> _Directive_
Copy each line that contains the string "exchange".

— Start —

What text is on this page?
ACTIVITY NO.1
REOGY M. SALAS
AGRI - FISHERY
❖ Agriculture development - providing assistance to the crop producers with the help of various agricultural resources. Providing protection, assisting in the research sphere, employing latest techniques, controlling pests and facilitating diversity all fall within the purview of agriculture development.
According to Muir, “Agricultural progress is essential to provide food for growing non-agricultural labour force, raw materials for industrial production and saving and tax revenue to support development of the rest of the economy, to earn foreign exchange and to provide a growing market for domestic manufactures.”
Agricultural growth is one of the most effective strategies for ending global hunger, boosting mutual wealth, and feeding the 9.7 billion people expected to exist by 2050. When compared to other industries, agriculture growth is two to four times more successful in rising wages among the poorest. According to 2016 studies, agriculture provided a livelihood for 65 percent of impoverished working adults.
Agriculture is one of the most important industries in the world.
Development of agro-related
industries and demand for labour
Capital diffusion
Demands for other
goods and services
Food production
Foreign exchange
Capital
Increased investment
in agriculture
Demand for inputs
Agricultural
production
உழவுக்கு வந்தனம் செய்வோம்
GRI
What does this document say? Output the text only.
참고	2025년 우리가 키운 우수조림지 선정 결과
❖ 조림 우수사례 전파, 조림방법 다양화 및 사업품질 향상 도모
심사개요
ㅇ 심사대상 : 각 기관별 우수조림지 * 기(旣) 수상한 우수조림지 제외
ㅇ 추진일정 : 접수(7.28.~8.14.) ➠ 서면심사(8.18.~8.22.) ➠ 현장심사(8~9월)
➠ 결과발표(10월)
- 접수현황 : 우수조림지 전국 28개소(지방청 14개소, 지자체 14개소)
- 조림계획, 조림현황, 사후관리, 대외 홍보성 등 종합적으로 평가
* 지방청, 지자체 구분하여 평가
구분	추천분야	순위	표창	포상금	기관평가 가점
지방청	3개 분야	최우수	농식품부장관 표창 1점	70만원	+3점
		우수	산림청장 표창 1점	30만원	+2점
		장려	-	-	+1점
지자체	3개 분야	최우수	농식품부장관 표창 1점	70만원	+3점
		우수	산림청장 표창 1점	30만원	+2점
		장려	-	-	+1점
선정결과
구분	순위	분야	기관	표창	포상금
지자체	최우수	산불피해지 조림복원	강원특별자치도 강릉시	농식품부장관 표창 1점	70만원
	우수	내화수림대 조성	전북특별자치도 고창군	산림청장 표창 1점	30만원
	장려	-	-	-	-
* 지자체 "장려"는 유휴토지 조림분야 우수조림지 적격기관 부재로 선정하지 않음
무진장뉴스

— End —

> _Completed exercise_
According to Muir, “Agricultural progress is essential to provide food for growing non-agricultural labour force, raw materials for industrial production and saving and tax revenue to support development of the rest of the economy, to earn foreign exchange and to provide a growing market for domestic manufactures.”
Foreign exchange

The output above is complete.